> _TASK OBJECTIVE_
Without including any pictures, copy each entry below exactly.

* START MATERIAL TO PROCESS *

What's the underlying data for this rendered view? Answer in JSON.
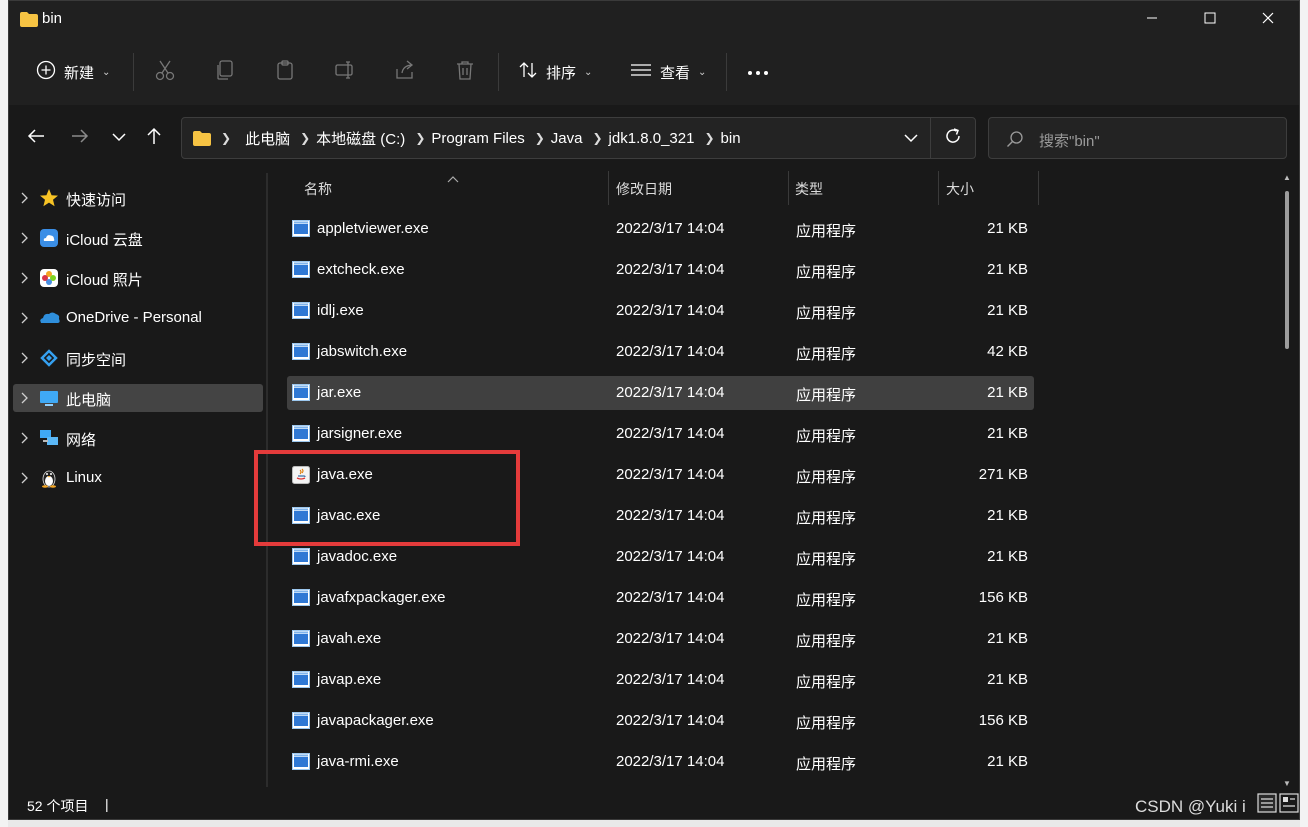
{
  "window": {
    "title": "bin",
    "controls": {
      "minimize": "minimize-icon",
      "maximize": "maximize-icon",
      "close": "close-icon"
    }
  },
  "toolbar": {
    "new_label": "新建",
    "sort_label": "排序",
    "view_label": "查看",
    "icons": [
      "cut-icon",
      "copy-icon",
      "paste-icon",
      "rename-icon",
      "share-icon",
      "delete-icon",
      "more-icon"
    ]
  },
  "address": {
    "breadcrumbs": [
      "此电脑",
      "本地磁盘 (C:)",
      "Program Files",
      "Java",
      "jdk1.8.0_321",
      "bin"
    ]
  },
  "search": {
    "placeholder": "搜索\"bin\""
  },
  "sidebar": {
    "items": [
      {
        "label": "快速访问",
        "icon": "star-icon"
      },
      {
        "label": "iCloud 云盘",
        "icon": "icloud-drive-icon"
      },
      {
        "label": "iCloud 照片",
        "icon": "icloud-photos-icon"
      },
      {
        "label": "OneDrive - Personal",
        "icon": "onedrive-icon"
      },
      {
        "label": "同步空间",
        "icon": "sync-space-icon"
      },
      {
        "label": "此电脑",
        "icon": "this-pc-icon",
        "selected": true
      },
      {
        "label": "网络",
        "icon": "network-icon"
      },
      {
        "label": "Linux",
        "icon": "linux-icon"
      }
    ]
  },
  "columns": {
    "name": "名称",
    "date": "修改日期",
    "type": "类型",
    "size": "大小"
  },
  "files": [
    {
      "name": "appletviewer.exe",
      "date": "2022/3/17 14:04",
      "type": "应用程序",
      "size": "21 KB"
    },
    {
      "name": "extcheck.exe",
      "date": "2022/3/17 14:04",
      "type": "应用程序",
      "size": "21 KB"
    },
    {
      "name": "idlj.exe",
      "date": "2022/3/17 14:04",
      "type": "应用程序",
      "size": "21 KB"
    },
    {
      "name": "jabswitch.exe",
      "date": "2022/3/17 14:04",
      "type": "应用程序",
      "size": "42 KB"
    },
    {
      "name": "jar.exe",
      "date": "2022/3/17 14:04",
      "type": "应用程序",
      "size": "21 KB",
      "selected": true
    },
    {
      "name": "jarsigner.exe",
      "date": "2022/3/17 14:04",
      "type": "应用程序",
      "size": "21 KB"
    },
    {
      "name": "java.exe",
      "date": "2022/3/17 14:04",
      "type": "应用程序",
      "size": "271 KB",
      "icon": "java-icon"
    },
    {
      "name": "javac.exe",
      "date": "2022/3/17 14:04",
      "type": "应用程序",
      "size": "21 KB"
    },
    {
      "name": "javadoc.exe",
      "date": "2022/3/17 14:04",
      "type": "应用程序",
      "size": "21 KB"
    },
    {
      "name": "javafxpackager.exe",
      "date": "2022/3/17 14:04",
      "type": "应用程序",
      "size": "156 KB"
    },
    {
      "name": "javah.exe",
      "date": "2022/3/17 14:04",
      "type": "应用程序",
      "size": "21 KB"
    },
    {
      "name": "javap.exe",
      "date": "2022/3/17 14:04",
      "type": "应用程序",
      "size": "21 KB"
    },
    {
      "name": "javapackager.exe",
      "date": "2022/3/17 14:04",
      "type": "应用程序",
      "size": "156 KB"
    },
    {
      "name": "java-rmi.exe",
      "date": "2022/3/17 14:04",
      "type": "应用程序",
      "size": "21 KB"
    }
  ],
  "status": {
    "item_count": "52 个项目",
    "separator": "|"
  },
  "watermark": "CSDN @Yuki i",
  "colors": {
    "background": "#191919",
    "selection": "#404040",
    "highlight_box": "#e43b3b",
    "folder": "#f6c343"
  }
}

* END MATERIAL TO PROCESS *

> _RESULT OF THE TASK_
What's the underlying data for this rendered view? Answer in JSON.
{
  "window": {
    "title": "bin",
    "controls": {
      "minimize": "minimize-icon",
      "maximize": "maximize-icon",
      "close": "close-icon"
    }
  },
  "toolbar": {
    "new_label": "新建",
    "sort_label": "排序",
    "view_label": "查看",
    "icons": [
      "cut-icon",
      "copy-icon",
      "paste-icon",
      "rename-icon",
      "share-icon",
      "delete-icon",
      "more-icon"
    ]
  },
  "address": {
    "breadcrumbs": [
      "此电脑",
      "本地磁盘 (C:)",
      "Program Files",
      "Java",
      "jdk1.8.0_321",
      "bin"
    ]
  },
  "search": {
    "placeholder": "搜索\"bin\""
  },
  "sidebar": {
    "items": [
      {
        "label": "快速访问",
        "icon": "star-icon"
      },
      {
        "label": "iCloud 云盘",
        "icon": "icloud-drive-icon"
      },
      {
        "label": "iCloud 照片",
        "icon": "icloud-photos-icon"
      },
      {
        "label": "OneDrive - Personal",
        "icon": "onedrive-icon"
      },
      {
        "label": "同步空间",
        "icon": "sync-space-icon"
      },
      {
        "label": "此电脑",
        "icon": "this-pc-icon",
        "selected": true
      },
      {
        "label": "网络",
        "icon": "network-icon"
      },
      {
        "label": "Linux",
        "icon": "linux-icon"
      }
    ]
  },
  "columns": {
    "name": "名称",
    "date": "修改日期",
    "type": "类型",
    "size": "大小"
  },
  "files": [
    {
      "name": "appletviewer.exe",
      "date": "2022/3/17 14:04",
      "type": "应用程序",
      "size": "21 KB"
    },
    {
      "name": "extcheck.exe",
      "date": "2022/3/17 14:04",
      "type": "应用程序",
      "size": "21 KB"
    },
    {
      "name": "idlj.exe",
      "date": "2022/3/17 14:04",
      "type": "应用程序",
      "size": "21 KB"
    },
    {
      "name": "jabswitch.exe",
      "date": "2022/3/17 14:04",
      "type": "应用程序",
      "size": "42 KB"
    },
    {
      "name": "jar.exe",
      "date": "2022/3/17 14:04",
      "type": "应用程序",
      "size": "21 KB",
      "selected": true
    },
    {
      "name": "jarsigner.exe",
      "date": "2022/3/17 14:04",
      "type": "应用程序",
      "size": "21 KB"
    },
    {
      "name": "java.exe",
      "date": "2022/3/17 14:04",
      "type": "应用程序",
      "size": "271 KB",
      "icon": "java-icon"
    },
    {
      "name": "javac.exe",
      "date": "2022/3/17 14:04",
      "type": "应用程序",
      "size": "21 KB"
    },
    {
      "name": "javadoc.exe",
      "date": "2022/3/17 14:04",
      "type": "应用程序",
      "size": "21 KB"
    },
    {
      "name": "javafxpackager.exe",
      "date": "2022/3/17 14:04",
      "type": "应用程序",
      "size": "156 KB"
    },
    {
      "name": "javah.exe",
      "date": "2022/3/17 14:04",
      "type": "应用程序",
      "size": "21 KB"
    },
    {
      "name": "javap.exe",
      "date": "2022/3/17 14:04",
      "type": "应用程序",
      "size": "21 KB"
    },
    {
      "name": "javapackager.exe",
      "date": "2022/3/17 14:04",
      "type": "应用程序",
      "size": "156 KB"
    },
    {
      "name": "java-rmi.exe",
      "date": "2022/3/17 14:04",
      "type": "应用程序",
      "size": "21 KB"
    }
  ],
  "status": {
    "item_count": "52 个项目",
    "separator": "|"
  },
  "watermark": "CSDN @Yuki i",
  "colors": {
    "background": "#191919",
    "selection": "#404040",
    "highlight_box": "#e43b3b",
    "folder": "#f6c343"
  }
}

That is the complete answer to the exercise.